-- begin --
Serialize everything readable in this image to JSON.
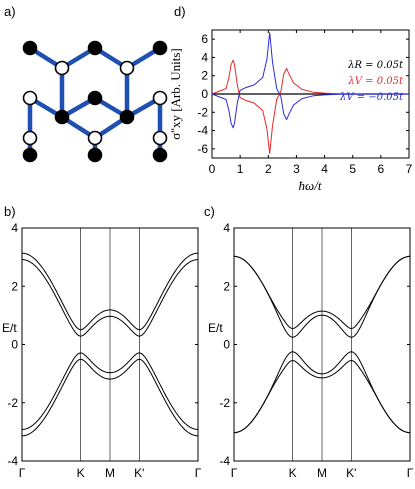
{
  "panels": {
    "a": {
      "label": "a)"
    },
    "b": {
      "label": "b)"
    },
    "c": {
      "label": "c)"
    },
    "d": {
      "label": "d)"
    }
  },
  "lattice": {
    "bond_color": "#1f4fb0",
    "filled_color": "#000000",
    "open_color": "#ffffff"
  },
  "chart_data": [
    {
      "id": "d",
      "type": "line",
      "xlabel": "ħω/t",
      "ylabel": "σ''xy [Arb. Units]",
      "xlim": [
        0,
        7
      ],
      "ylim": [
        -7,
        7
      ],
      "xticks": [
        "0",
        "1",
        "2",
        "3",
        "4",
        "5",
        "6",
        "7"
      ],
      "yticks": [
        "-6",
        "-4",
        "-2",
        "0",
        "2",
        "4",
        "6"
      ],
      "legend_placement": "top-right",
      "legend": [
        {
          "text": "λR = 0.05t",
          "color": "#000000"
        },
        {
          "text": "λV = 0.05t",
          "color": "#e8282a"
        },
        {
          "text": "λV = −0.05t",
          "color": "#2b2bd6"
        }
      ],
      "series": [
        {
          "name": "λR = 0.05t",
          "color": "#000000",
          "x": [
            0,
            7
          ],
          "y": [
            0,
            0
          ]
        },
        {
          "name": "λV = 0.05t",
          "color": "#e8282a",
          "x": [
            0,
            0.5,
            0.6,
            0.68,
            0.75,
            0.8,
            0.9,
            1.0,
            1.2,
            1.5,
            1.8,
            1.95,
            2.05,
            2.15,
            2.3,
            2.45,
            2.55,
            2.65,
            2.75,
            2.9,
            3.2,
            3.6,
            4.0,
            4.5,
            7
          ],
          "y": [
            0,
            0.6,
            1.8,
            3.2,
            3.7,
            3.2,
            1.0,
            -0.4,
            -0.7,
            -1.0,
            -1.8,
            -3.8,
            -6.5,
            -3.5,
            -0.6,
            0.3,
            2.2,
            2.8,
            2.1,
            1.2,
            0.5,
            0.2,
            0.1,
            0.03,
            0
          ]
        },
        {
          "name": "λV = −0.05t",
          "color": "#2b2bd6",
          "x": [
            0,
            0.5,
            0.6,
            0.68,
            0.75,
            0.8,
            0.9,
            1.0,
            1.2,
            1.5,
            1.8,
            1.95,
            2.05,
            2.15,
            2.3,
            2.45,
            2.55,
            2.65,
            2.75,
            2.9,
            3.2,
            3.6,
            4.0,
            4.5,
            7
          ],
          "y": [
            0,
            -0.6,
            -1.8,
            -3.2,
            -3.7,
            -3.2,
            -1.0,
            0.4,
            0.7,
            1.0,
            1.8,
            3.8,
            6.7,
            3.5,
            0.6,
            -0.3,
            -2.2,
            -2.8,
            -2.1,
            -1.2,
            -0.5,
            -0.2,
            -0.1,
            -0.03,
            0
          ]
        }
      ]
    },
    {
      "id": "b",
      "type": "line",
      "ylabel": "E/t",
      "ylim": [
        -4,
        4
      ],
      "yticks": [
        "-4",
        "-2",
        "0",
        "2",
        "4"
      ],
      "xticks": [
        "Γ",
        "K",
        "M",
        "K'",
        "Γ"
      ],
      "kpoints": [
        0,
        1,
        1.5,
        2,
        3
      ],
      "band_model": {
        "t": 1.0,
        "lambda": 0.05,
        "splitting": "spin"
      }
    },
    {
      "id": "c",
      "type": "line",
      "ylabel": "E/t",
      "ylim": [
        -4,
        4
      ],
      "yticks": [
        "-4",
        "-2",
        "0",
        "2",
        "4"
      ],
      "xticks": [
        "Γ",
        "K",
        "M",
        "K'",
        "Γ"
      ],
      "kpoints": [
        0,
        1,
        1.5,
        2,
        3
      ],
      "band_model": {
        "t": 1.0,
        "lambda": 0.05,
        "splitting": "valley"
      }
    }
  ]
}
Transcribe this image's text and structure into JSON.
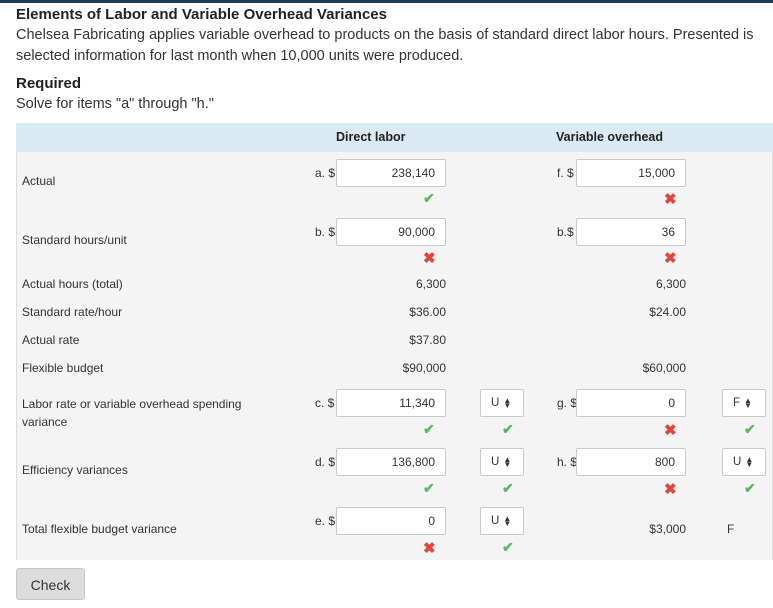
{
  "title": "Elements of Labor and Variable Overhead Variances",
  "intro": "Chelsea Fabricating applies variable overhead to products on the basis of standard direct labor hours. Presented is selected information for last month when 10,000 units were produced.",
  "required_heading": "Required",
  "required_text": "Solve for items \"a\" through \"h.\"",
  "columns": {
    "direct_labor": "Direct labor",
    "variable_overhead": "Variable overhead"
  },
  "rows": {
    "actual": "Actual",
    "standard_hours_unit": "Standard hours/unit",
    "actual_hours_total": "Actual hours (total)",
    "standard_rate_hour": "Standard rate/hour",
    "actual_rate": "Actual rate",
    "flexible_budget": "Flexible budget",
    "rate_spending_variance": "Labor rate or variable overhead spending variance",
    "efficiency_variances": "Efficiency variances",
    "total_flexible_budget_variance": "Total flexible budget variance"
  },
  "prefixes": {
    "a": "a. $",
    "b": "b. $",
    "c": "c. $",
    "d": "d. $",
    "e": "e. $",
    "f": "f. $",
    "b_vo": "b.$",
    "g": "g. $",
    "h": "h. $"
  },
  "inputs": {
    "a": "238,140",
    "b": "90,000",
    "c": "11,340",
    "d": "136,800",
    "e": "0",
    "f": "15,000",
    "b_vo": "36",
    "g": "0",
    "h": "800"
  },
  "static": {
    "dl_actual_hours": "6,300",
    "dl_standard_rate": "$36.00",
    "dl_actual_rate": "$37.80",
    "dl_flexible_budget": "$90,000",
    "vo_actual_hours": "6,300",
    "vo_standard_rate": "$24.00",
    "vo_flexible_budget": "$60,000",
    "vo_total_variance": "$3,000",
    "vo_total_variance_type": "F"
  },
  "selects": {
    "c": "U",
    "d": "U",
    "e": "U",
    "g": "F",
    "h": "U"
  },
  "marks": {
    "correct": "✔",
    "incorrect": "✖"
  },
  "check_button": "Check",
  "colors": {
    "header_bg": "#d9eaf3",
    "correct": "#5cb85c",
    "incorrect": "#e2453c"
  }
}
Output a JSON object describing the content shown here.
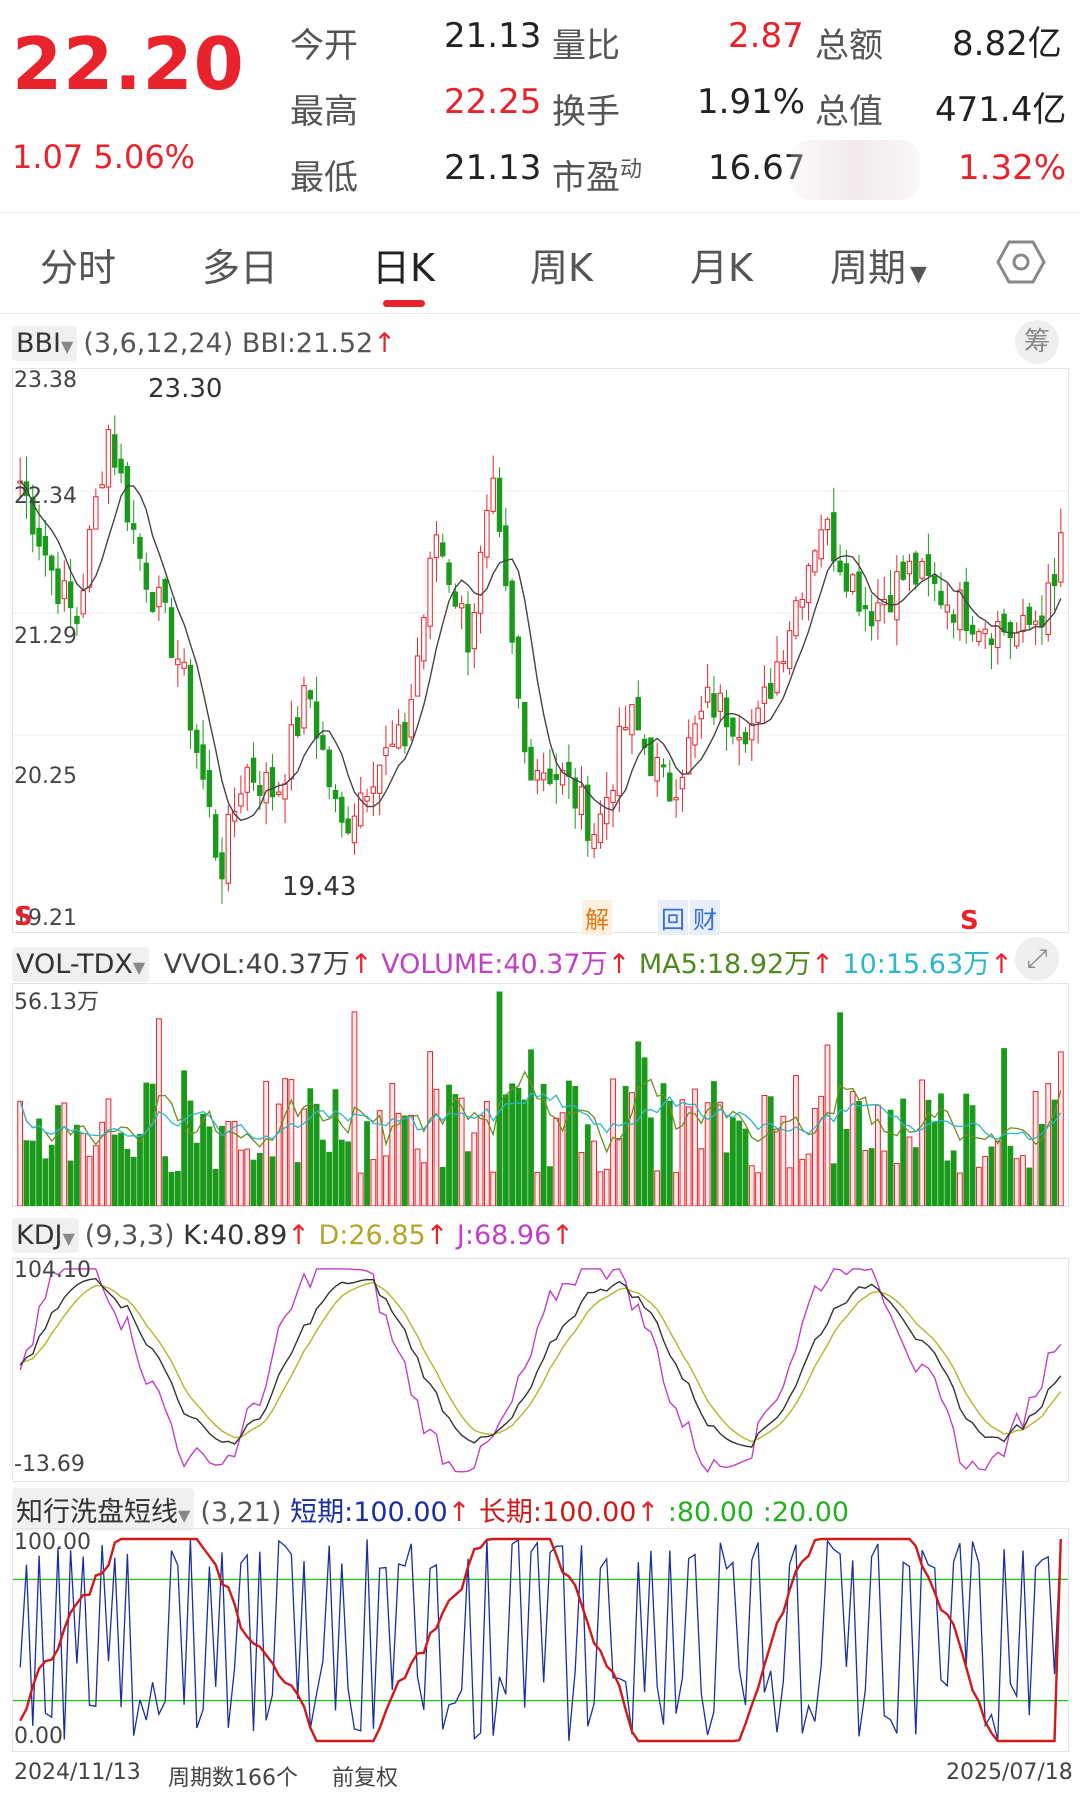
-- end --
What needs to be done | Ignore the images and quote every line of the listing exactly.

Final result |
Serialize everything readable in this image to JSON.
{
  "panels": {
    "a": {
      "label": "a)"
    },
    "b": {
      "label": "b)"
    },
    "c": {
      "label": "c)"
    },
    "d": {
      "label": "d)"
    }
  },
  "lattice": {
    "bond_color": "#1f4fb0",
    "filled_color": "#000000",
    "open_color": "#ffffff"
  },
  "chart_data": [
    {
      "id": "d",
      "type": "line",
      "xlabel": "ħω/t",
      "ylabel": "σ''xy [Arb. Units]",
      "xlim": [
        0,
        7
      ],
      "ylim": [
        -7,
        7
      ],
      "xticks": [
        "0",
        "1",
        "2",
        "3",
        "4",
        "5",
        "6",
        "7"
      ],
      "yticks": [
        "-6",
        "-4",
        "-2",
        "0",
        "2",
        "4",
        "6"
      ],
      "legend_placement": "top-right",
      "legend": [
        {
          "text": "λR = 0.05t",
          "color": "#000000"
        },
        {
          "text": "λV = 0.05t",
          "color": "#e8282a"
        },
        {
          "text": "λV = −0.05t",
          "color": "#2b2bd6"
        }
      ],
      "series": [
        {
          "name": "λR = 0.05t",
          "color": "#000000",
          "x": [
            0,
            7
          ],
          "y": [
            0,
            0
          ]
        },
        {
          "name": "λV = 0.05t",
          "color": "#e8282a",
          "x": [
            0,
            0.5,
            0.6,
            0.68,
            0.75,
            0.8,
            0.9,
            1.0,
            1.2,
            1.5,
            1.8,
            1.95,
            2.05,
            2.15,
            2.3,
            2.45,
            2.55,
            2.65,
            2.75,
            2.9,
            3.2,
            3.6,
            4.0,
            4.5,
            7
          ],
          "y": [
            0,
            0.6,
            1.8,
            3.2,
            3.7,
            3.2,
            1.0,
            -0.4,
            -0.7,
            -1.0,
            -1.8,
            -3.8,
            -6.5,
            -3.5,
            -0.6,
            0.3,
            2.2,
            2.8,
            2.1,
            1.2,
            0.5,
            0.2,
            0.1,
            0.03,
            0
          ]
        },
        {
          "name": "λV = −0.05t",
          "color": "#2b2bd6",
          "x": [
            0,
            0.5,
            0.6,
            0.68,
            0.75,
            0.8,
            0.9,
            1.0,
            1.2,
            1.5,
            1.8,
            1.95,
            2.05,
            2.15,
            2.3,
            2.45,
            2.55,
            2.65,
            2.75,
            2.9,
            3.2,
            3.6,
            4.0,
            4.5,
            7
          ],
          "y": [
            0,
            -0.6,
            -1.8,
            -3.2,
            -3.7,
            -3.2,
            -1.0,
            0.4,
            0.7,
            1.0,
            1.8,
            3.8,
            6.7,
            3.5,
            0.6,
            -0.3,
            -2.2,
            -2.8,
            -2.1,
            -1.2,
            -0.5,
            -0.2,
            -0.1,
            -0.03,
            0
          ]
        }
      ]
    },
    {
      "id": "b",
      "type": "line",
      "ylabel": "E/t",
      "ylim": [
        -4,
        4
      ],
      "yticks": [
        "-4",
        "-2",
        "0",
        "2",
        "4"
      ],
      "xticks": [
        "Γ",
        "K",
        "M",
        "K'",
        "Γ"
      ],
      "kpoints": [
        0,
        1,
        1.5,
        2,
        3
      ],
      "band_model": {
        "t": 1.0,
        "lambda": 0.05,
        "splitting": "spin"
      }
    },
    {
      "id": "c",
      "type": "line",
      "ylabel": "E/t",
      "ylim": [
        -4,
        4
      ],
      "yticks": [
        "-4",
        "-2",
        "0",
        "2",
        "4"
      ],
      "xticks": [
        "Γ",
        "K",
        "M",
        "K'",
        "Γ"
      ],
      "kpoints": [
        0,
        1,
        1.5,
        2,
        3
      ],
      "band_model": {
        "t": 1.0,
        "lambda": 0.05,
        "splitting": "valley"
      }
    }
  ]
}
Transcribe this image's text and structure into JSON.
{
  "title": "Elements of Labor and Variable Overhead Variances",
  "intro": "Chelsea Fabricating applies variable overhead to products on the basis of standard direct labor hours. Presented is selected information for last month when 10,000 units were produced.",
  "required_heading": "Required",
  "required_text": "Solve for items \"a\" through \"h.\"",
  "columns": {
    "direct_labor": "Direct labor",
    "variable_overhead": "Variable overhead"
  },
  "rows": {
    "actual": "Actual",
    "standard_hours_unit": "Standard hours/unit",
    "actual_hours_total": "Actual hours (total)",
    "standard_rate_hour": "Standard rate/hour",
    "actual_rate": "Actual rate",
    "flexible_budget": "Flexible budget",
    "rate_spending_variance": "Labor rate or variable overhead spending variance",
    "efficiency_variances": "Efficiency variances",
    "total_flexible_budget_variance": "Total flexible budget variance"
  },
  "prefixes": {
    "a": "a. $",
    "b": "b. $",
    "c": "c. $",
    "d": "d. $",
    "e": "e. $",
    "f": "f. $",
    "b_vo": "b.$",
    "g": "g. $",
    "h": "h. $"
  },
  "inputs": {
    "a": "238,140",
    "b": "90,000",
    "c": "11,340",
    "d": "136,800",
    "e": "0",
    "f": "15,000",
    "b_vo": "36",
    "g": "0",
    "h": "800"
  },
  "static": {
    "dl_actual_hours": "6,300",
    "dl_standard_rate": "$36.00",
    "dl_actual_rate": "$37.80",
    "dl_flexible_budget": "$90,000",
    "vo_actual_hours": "6,300",
    "vo_standard_rate": "$24.00",
    "vo_flexible_budget": "$60,000",
    "vo_total_variance": "$3,000",
    "vo_total_variance_type": "F"
  },
  "selects": {
    "c": "U",
    "d": "U",
    "e": "U",
    "g": "F",
    "h": "U"
  },
  "marks": {
    "correct": "✔",
    "incorrect": "✖"
  },
  "check_button": "Check",
  "colors": {
    "header_bg": "#d9eaf3",
    "correct": "#5cb85c",
    "incorrect": "#e2453c"
  }
}
Output a JSON object describing the content shown here.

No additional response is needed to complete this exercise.